▶ **GIVEN TASK**
Search the material below for the string "text" and list each line that holds it.

▶ **RECORDS FOR THE EXERCISE**
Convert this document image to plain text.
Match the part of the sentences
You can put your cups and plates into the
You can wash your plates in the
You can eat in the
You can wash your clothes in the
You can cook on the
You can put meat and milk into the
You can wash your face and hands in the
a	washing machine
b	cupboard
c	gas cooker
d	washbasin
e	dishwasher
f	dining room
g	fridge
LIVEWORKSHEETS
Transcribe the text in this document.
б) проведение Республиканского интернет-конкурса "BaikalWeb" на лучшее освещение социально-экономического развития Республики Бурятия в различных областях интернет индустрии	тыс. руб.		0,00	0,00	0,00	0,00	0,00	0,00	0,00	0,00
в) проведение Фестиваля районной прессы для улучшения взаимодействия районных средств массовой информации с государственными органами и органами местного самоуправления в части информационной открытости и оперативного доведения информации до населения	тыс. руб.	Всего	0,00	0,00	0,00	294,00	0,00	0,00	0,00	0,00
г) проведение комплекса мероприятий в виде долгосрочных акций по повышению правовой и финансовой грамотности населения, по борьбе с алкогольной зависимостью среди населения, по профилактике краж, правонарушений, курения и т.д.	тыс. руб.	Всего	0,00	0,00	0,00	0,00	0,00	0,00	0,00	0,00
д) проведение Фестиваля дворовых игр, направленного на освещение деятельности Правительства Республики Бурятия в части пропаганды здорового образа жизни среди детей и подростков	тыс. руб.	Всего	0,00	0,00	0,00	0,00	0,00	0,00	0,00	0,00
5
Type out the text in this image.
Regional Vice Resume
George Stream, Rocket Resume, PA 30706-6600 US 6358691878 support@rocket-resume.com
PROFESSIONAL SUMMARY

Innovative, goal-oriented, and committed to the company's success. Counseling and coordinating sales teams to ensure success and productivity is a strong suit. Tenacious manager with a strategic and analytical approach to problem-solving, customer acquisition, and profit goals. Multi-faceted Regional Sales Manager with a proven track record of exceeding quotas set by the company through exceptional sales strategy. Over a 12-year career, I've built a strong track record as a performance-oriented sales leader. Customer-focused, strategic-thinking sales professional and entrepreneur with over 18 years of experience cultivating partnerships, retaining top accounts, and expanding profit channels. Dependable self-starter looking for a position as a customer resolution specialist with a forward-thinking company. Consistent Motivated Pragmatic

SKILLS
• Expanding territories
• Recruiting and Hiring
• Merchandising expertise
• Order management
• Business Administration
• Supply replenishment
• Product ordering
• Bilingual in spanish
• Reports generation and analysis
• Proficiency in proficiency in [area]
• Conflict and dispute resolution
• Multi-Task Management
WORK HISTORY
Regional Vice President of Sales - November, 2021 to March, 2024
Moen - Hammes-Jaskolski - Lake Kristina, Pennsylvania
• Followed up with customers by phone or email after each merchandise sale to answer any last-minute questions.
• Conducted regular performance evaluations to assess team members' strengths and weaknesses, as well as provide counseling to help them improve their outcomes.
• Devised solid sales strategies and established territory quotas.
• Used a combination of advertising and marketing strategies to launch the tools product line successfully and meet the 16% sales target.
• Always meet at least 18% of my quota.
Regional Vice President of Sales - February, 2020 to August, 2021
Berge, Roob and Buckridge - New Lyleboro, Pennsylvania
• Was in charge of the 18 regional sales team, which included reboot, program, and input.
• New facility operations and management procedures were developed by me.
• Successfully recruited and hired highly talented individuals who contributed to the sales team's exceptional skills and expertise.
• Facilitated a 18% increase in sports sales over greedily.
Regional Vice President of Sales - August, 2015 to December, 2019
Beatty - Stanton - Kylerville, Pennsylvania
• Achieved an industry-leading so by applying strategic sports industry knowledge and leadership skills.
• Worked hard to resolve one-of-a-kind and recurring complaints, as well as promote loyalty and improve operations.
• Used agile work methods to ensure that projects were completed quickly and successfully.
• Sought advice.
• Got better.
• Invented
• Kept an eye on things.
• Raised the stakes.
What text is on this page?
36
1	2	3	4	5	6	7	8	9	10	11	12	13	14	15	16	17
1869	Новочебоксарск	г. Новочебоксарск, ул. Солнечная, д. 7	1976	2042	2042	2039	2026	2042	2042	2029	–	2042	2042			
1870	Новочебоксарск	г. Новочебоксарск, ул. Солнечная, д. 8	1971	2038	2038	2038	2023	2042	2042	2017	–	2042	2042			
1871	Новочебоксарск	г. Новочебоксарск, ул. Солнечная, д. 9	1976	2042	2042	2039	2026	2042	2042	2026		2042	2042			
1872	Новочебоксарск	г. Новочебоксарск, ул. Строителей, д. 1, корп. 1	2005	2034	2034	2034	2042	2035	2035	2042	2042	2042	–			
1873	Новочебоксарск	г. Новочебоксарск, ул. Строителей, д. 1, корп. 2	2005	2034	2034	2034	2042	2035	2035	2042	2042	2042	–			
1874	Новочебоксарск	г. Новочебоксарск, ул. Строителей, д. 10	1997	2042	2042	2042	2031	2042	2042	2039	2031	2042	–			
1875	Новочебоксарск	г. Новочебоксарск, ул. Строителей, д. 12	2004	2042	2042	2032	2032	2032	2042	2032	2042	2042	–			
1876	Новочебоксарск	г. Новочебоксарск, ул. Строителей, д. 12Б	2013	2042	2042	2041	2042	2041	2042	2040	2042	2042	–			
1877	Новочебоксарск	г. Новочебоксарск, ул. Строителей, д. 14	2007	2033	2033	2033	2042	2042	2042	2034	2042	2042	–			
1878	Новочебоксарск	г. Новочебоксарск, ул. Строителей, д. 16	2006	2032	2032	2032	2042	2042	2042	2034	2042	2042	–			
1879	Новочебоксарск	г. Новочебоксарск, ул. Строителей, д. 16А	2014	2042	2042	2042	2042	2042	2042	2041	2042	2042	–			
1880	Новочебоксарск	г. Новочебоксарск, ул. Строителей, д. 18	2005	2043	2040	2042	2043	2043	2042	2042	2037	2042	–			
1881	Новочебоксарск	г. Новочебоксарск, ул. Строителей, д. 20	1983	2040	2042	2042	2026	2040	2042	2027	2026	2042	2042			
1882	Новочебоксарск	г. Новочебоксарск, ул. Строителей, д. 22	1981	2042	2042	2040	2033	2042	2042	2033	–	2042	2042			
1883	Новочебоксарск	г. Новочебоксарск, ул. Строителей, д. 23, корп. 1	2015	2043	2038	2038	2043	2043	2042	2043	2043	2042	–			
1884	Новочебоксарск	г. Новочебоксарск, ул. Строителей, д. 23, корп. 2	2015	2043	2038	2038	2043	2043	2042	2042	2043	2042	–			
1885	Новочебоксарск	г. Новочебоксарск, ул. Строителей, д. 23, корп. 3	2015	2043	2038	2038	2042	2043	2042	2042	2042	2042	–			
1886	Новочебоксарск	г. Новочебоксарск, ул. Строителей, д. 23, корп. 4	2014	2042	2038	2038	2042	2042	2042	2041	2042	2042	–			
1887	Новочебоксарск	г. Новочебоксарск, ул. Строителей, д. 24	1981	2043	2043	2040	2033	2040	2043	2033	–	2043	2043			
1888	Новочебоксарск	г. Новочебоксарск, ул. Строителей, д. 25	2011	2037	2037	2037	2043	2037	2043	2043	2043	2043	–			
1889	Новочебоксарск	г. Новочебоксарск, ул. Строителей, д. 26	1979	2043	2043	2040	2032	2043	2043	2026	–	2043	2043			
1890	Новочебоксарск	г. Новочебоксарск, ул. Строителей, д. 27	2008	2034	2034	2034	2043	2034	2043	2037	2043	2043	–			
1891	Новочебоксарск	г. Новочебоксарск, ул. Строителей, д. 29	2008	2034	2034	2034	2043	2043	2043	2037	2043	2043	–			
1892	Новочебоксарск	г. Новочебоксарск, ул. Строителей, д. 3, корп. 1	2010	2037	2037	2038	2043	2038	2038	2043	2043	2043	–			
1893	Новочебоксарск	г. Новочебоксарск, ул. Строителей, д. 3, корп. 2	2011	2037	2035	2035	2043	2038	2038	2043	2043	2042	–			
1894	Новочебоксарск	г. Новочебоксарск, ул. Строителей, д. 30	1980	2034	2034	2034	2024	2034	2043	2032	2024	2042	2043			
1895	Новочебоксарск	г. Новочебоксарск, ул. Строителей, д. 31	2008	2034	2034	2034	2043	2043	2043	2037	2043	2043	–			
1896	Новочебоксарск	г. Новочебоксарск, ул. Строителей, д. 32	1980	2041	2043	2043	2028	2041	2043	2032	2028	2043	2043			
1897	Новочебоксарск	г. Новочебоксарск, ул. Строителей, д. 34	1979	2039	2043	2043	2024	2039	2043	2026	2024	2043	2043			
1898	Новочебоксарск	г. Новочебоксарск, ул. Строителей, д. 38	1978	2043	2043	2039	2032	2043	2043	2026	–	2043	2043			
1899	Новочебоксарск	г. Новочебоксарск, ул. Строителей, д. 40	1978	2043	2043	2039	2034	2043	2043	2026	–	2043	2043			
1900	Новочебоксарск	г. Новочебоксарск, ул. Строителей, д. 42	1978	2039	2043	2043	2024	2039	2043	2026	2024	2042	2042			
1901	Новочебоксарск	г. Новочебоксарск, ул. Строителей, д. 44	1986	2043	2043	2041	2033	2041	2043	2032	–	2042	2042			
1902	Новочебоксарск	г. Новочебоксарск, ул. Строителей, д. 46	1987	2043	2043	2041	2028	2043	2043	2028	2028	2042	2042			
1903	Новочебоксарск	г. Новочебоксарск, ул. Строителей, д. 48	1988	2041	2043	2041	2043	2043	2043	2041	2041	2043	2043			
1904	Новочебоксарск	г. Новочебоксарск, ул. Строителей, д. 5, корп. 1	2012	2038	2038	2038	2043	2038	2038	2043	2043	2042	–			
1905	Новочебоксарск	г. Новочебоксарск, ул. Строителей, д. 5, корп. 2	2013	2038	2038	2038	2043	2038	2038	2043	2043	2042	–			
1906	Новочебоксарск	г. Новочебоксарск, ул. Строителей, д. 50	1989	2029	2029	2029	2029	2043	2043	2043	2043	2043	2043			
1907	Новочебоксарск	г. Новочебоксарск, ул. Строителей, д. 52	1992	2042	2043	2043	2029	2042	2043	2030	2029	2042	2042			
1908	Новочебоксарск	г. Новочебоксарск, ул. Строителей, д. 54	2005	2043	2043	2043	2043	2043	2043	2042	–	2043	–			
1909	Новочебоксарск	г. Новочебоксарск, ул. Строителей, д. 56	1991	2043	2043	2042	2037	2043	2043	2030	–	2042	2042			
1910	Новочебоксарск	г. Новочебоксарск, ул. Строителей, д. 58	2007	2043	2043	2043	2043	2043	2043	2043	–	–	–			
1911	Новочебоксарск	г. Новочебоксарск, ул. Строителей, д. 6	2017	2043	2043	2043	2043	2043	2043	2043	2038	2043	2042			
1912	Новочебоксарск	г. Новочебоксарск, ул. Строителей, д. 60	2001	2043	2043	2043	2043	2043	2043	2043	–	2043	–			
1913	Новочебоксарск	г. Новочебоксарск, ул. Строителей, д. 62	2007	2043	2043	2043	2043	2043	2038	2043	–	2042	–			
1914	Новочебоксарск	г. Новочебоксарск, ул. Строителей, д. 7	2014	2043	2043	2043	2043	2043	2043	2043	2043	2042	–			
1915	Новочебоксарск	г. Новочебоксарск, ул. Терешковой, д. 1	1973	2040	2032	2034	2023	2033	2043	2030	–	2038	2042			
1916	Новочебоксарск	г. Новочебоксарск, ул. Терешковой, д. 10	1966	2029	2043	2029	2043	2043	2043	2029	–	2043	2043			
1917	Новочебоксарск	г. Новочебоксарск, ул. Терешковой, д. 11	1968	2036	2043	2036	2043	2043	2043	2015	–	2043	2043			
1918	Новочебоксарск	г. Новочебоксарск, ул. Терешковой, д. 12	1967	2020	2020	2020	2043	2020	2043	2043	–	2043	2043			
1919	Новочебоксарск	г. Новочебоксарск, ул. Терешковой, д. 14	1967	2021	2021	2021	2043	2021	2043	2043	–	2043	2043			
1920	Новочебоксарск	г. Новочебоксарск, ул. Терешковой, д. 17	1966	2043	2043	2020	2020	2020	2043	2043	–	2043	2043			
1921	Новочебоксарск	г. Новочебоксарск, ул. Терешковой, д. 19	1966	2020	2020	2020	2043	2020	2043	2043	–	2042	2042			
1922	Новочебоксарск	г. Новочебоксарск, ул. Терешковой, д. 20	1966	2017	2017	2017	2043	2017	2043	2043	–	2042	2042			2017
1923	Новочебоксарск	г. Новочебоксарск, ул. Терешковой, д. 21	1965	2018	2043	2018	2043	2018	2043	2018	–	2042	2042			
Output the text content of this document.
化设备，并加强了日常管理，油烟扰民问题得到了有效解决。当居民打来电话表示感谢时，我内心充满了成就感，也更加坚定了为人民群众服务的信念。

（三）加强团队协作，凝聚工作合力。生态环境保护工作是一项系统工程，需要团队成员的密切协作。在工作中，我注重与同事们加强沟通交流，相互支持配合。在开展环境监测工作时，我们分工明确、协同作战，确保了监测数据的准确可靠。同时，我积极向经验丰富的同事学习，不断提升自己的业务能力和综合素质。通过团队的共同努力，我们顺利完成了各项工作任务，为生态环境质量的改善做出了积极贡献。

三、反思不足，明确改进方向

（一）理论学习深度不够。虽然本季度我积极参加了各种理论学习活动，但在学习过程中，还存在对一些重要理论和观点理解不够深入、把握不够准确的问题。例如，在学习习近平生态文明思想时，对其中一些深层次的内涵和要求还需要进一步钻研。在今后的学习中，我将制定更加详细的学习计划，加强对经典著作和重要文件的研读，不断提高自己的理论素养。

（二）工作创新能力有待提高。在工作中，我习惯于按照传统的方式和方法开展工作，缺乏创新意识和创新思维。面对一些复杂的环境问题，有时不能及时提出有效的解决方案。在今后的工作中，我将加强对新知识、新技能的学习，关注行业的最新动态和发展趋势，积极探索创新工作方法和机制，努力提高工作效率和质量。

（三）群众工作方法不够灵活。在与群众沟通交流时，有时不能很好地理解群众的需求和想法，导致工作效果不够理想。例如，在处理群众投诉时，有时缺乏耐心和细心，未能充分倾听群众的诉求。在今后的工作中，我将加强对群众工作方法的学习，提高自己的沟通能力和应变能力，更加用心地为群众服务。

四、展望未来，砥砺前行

▶ **RESULT OF THIS EXERCISE**
Convert this document image to plain text.
Transcribe the text in this document.
Type out the text in this image.
What text is on this page?
Output the text content of this document.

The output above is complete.